▼

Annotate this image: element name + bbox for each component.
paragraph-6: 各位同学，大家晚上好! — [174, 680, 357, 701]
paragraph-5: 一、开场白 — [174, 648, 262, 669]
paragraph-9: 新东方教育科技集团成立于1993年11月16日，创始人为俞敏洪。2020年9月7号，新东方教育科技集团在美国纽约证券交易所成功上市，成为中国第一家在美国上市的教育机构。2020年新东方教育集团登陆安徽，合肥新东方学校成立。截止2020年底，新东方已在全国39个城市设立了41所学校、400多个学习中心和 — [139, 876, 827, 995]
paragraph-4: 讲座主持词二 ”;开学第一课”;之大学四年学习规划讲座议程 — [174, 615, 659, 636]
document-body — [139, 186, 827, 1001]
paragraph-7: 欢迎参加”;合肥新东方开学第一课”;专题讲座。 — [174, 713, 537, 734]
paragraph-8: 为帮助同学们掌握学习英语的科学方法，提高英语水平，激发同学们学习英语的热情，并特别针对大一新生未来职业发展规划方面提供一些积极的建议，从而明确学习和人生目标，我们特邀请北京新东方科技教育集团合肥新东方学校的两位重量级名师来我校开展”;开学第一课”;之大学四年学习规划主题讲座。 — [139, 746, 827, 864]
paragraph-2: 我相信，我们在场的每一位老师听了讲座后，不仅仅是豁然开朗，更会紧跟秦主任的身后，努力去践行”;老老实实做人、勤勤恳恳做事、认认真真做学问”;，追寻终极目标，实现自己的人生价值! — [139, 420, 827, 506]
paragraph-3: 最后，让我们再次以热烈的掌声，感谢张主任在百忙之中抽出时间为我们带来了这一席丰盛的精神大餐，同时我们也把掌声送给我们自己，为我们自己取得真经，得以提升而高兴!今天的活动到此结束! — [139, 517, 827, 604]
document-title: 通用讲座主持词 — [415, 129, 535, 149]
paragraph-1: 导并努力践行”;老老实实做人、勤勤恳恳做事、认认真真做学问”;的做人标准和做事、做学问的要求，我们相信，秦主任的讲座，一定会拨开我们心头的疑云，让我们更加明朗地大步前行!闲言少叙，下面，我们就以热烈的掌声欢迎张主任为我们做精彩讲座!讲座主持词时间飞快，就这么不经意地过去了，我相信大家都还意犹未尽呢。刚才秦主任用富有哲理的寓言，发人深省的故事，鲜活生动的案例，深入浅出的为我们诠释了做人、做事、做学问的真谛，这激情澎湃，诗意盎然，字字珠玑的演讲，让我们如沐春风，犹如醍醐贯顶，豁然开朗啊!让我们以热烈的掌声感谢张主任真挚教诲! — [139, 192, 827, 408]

▲

=== EXERCISE OBJECTIVE ===
Reproduce each of the entries above verbatim, line by line, with no changes.

=== ANSWER TO THIS EXERCISE ===
Annotate this image: element name + bbox for each component.
paragraph-6: 各位同学，大家晚上好! — [174, 680, 357, 701]
paragraph-5: 一、开场白 — [174, 648, 262, 669]
paragraph-9: 新东方教育科技集团成立于1993年11月16日，创始人为俞敏洪。2020年9月7号，新东方教育科技集团在美国纽约证券交易所成功上市，成为中国第一家在美国上市的教育机构。2020年新东方教育集团登陆安徽，合肥新东方学校成立。截止2020年底，新东方已在全国39个城市设立了41所学校、400多个学习中心和 — [139, 876, 827, 995]
paragraph-4: 讲座主持词二 ”;开学第一课”;之大学四年学习规划讲座议程 — [174, 615, 659, 636]
document-body — [139, 186, 827, 1001]
paragraph-7: 欢迎参加”;合肥新东方开学第一课”;专题讲座。 — [174, 713, 537, 734]
paragraph-8: 为帮助同学们掌握学习英语的科学方法，提高英语水平，激发同学们学习英语的热情，并特别针对大一新生未来职业发展规划方面提供一些积极的建议，从而明确学习和人生目标，我们特邀请北京新东方科技教育集团合肥新东方学校的两位重量级名师来我校开展”;开学第一课”;之大学四年学习规划主题讲座。 — [139, 746, 827, 864]
paragraph-2: 我相信，我们在场的每一位老师听了讲座后，不仅仅是豁然开朗，更会紧跟秦主任的身后，努力去践行”;老老实实做人、勤勤恳恳做事、认认真真做学问”;，追寻终极目标，实现自己的人生价值! — [139, 420, 827, 506]
paragraph-3: 最后，让我们再次以热烈的掌声，感谢张主任在百忙之中抽出时间为我们带来了这一席丰盛的精神大餐，同时我们也把掌声送给我们自己，为我们自己取得真经，得以提升而高兴!今天的活动到此结束! — [139, 517, 827, 604]
document-title: 通用讲座主持词 — [415, 129, 535, 149]
paragraph-1: 导并努力践行”;老老实实做人、勤勤恳恳做事、认认真真做学问”;的做人标准和做事、做学问的要求，我们相信，秦主任的讲座，一定会拨开我们心头的疑云，让我们更加明朗地大步前行!闲言少叙，下面，我们就以热烈的掌声欢迎张主任为我们做精彩讲座!讲座主持词时间飞快，就这么不经意地过去了，我相信大家都还意犹未尽呢。刚才秦主任用富有哲理的寓言，发人深省的故事，鲜活生动的案例，深入浅出的为我们诠释了做人、做事、做学问的真谛，这激情澎湃，诗意盎然，字字珠玑的演讲，让我们如沐春风，犹如醍醐贯顶，豁然开朗啊!让我们以热烈的掌声感谢张主任真挚教诲! — [139, 192, 827, 408]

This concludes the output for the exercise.